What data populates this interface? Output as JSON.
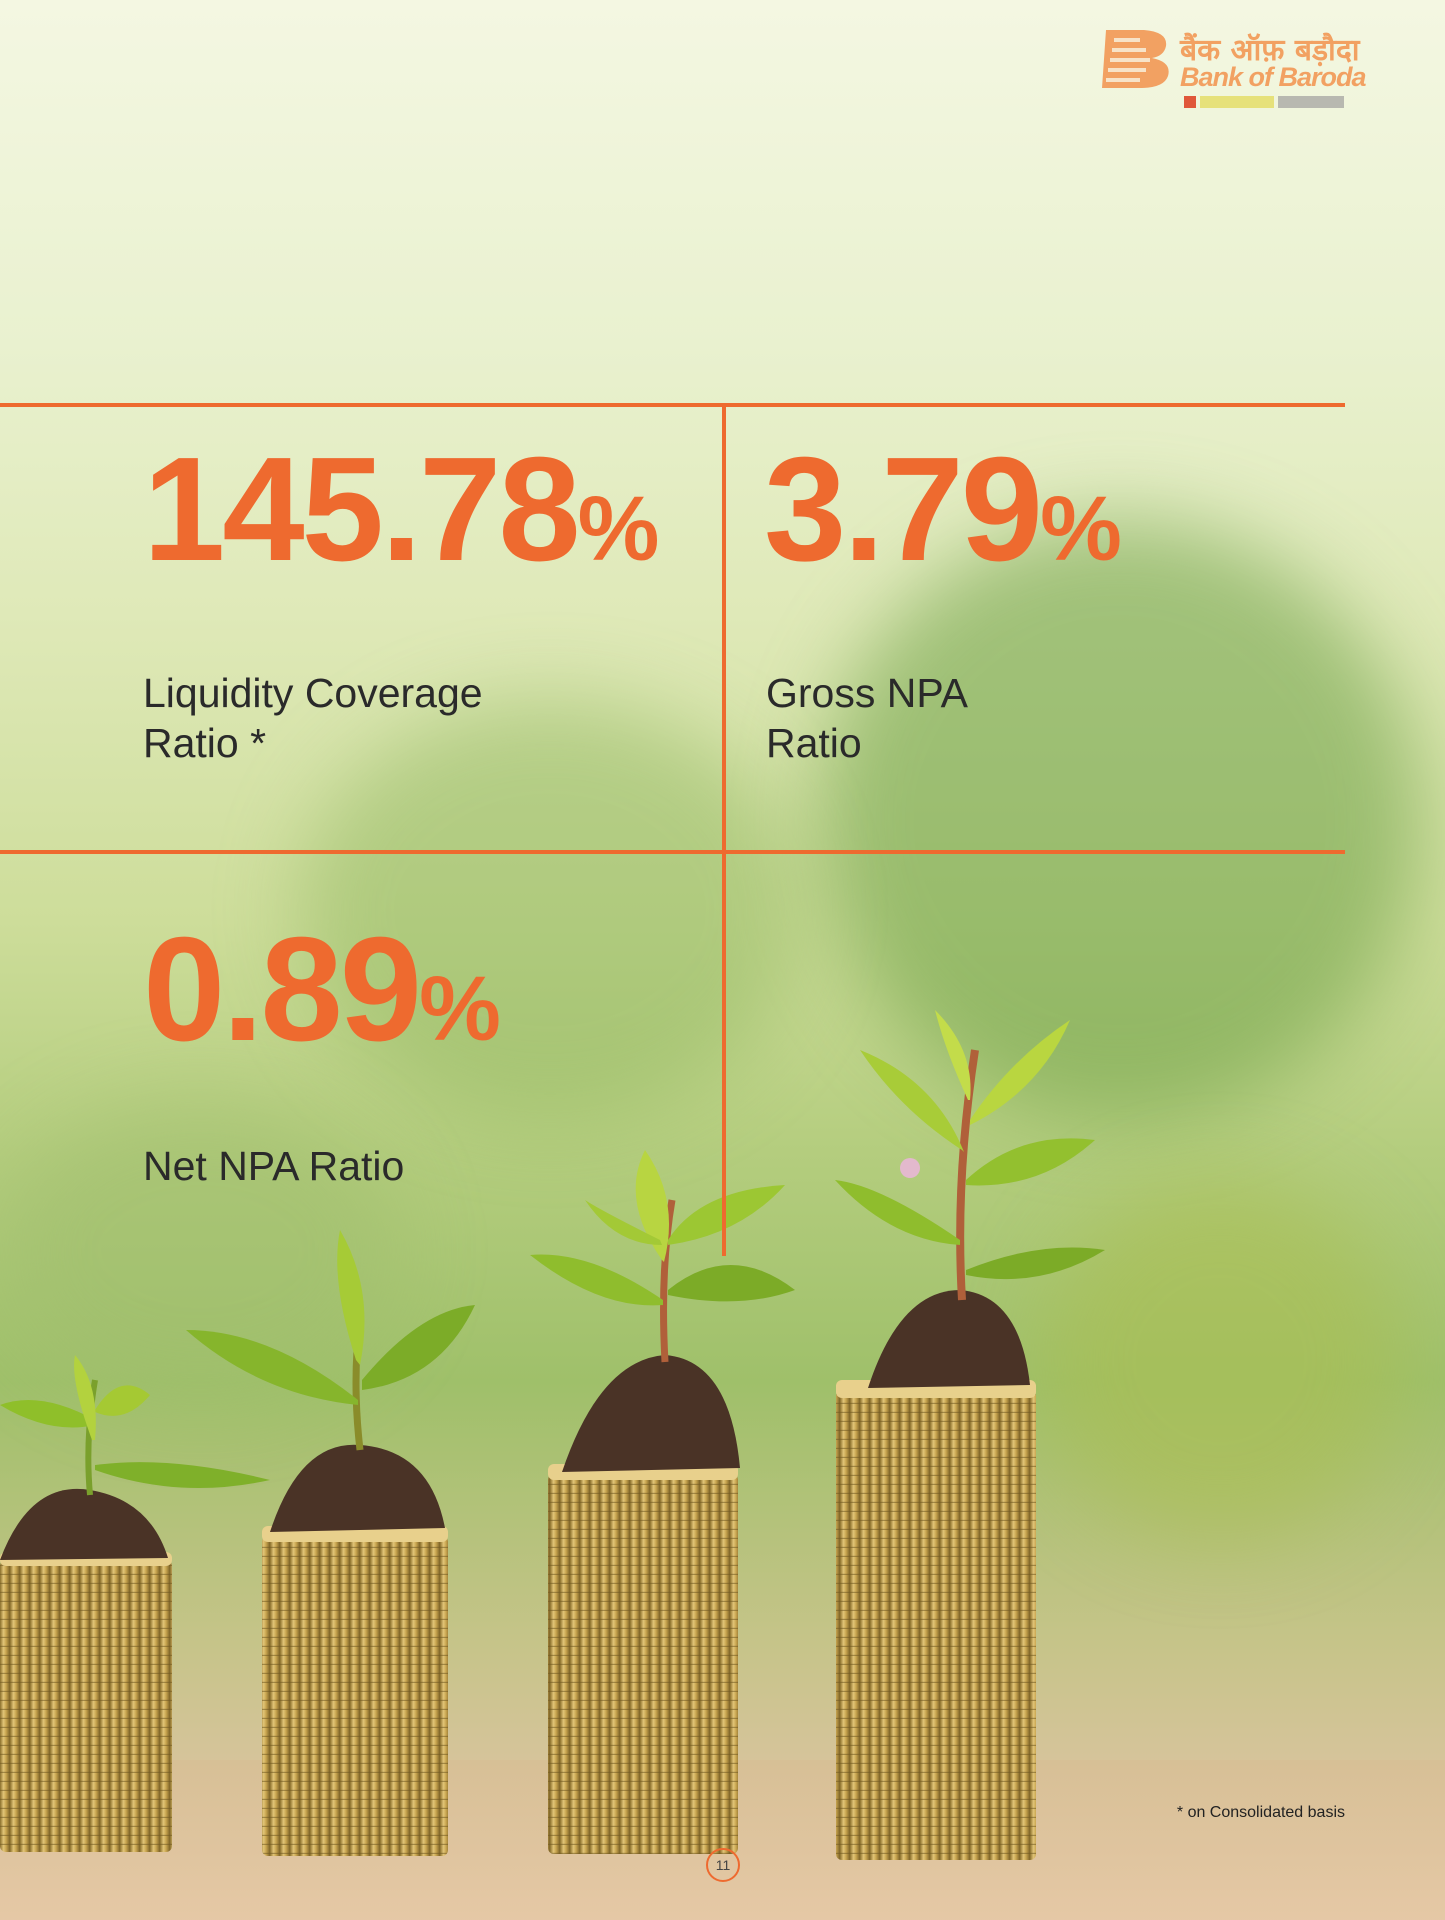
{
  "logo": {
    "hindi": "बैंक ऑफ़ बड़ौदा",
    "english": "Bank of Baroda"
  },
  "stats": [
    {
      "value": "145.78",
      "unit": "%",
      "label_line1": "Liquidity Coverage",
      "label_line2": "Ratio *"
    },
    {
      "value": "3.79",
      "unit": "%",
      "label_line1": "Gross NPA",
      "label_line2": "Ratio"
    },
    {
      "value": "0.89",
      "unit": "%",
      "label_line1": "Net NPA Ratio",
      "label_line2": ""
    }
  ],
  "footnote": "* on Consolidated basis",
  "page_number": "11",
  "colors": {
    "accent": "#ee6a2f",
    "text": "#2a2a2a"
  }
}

● ● ● ● ● ● ●

### GOAL
The word "Ratio" may occur in lines of the records. Report how many such lines there are, giving only the number.

### CORRECT OUTPUT
3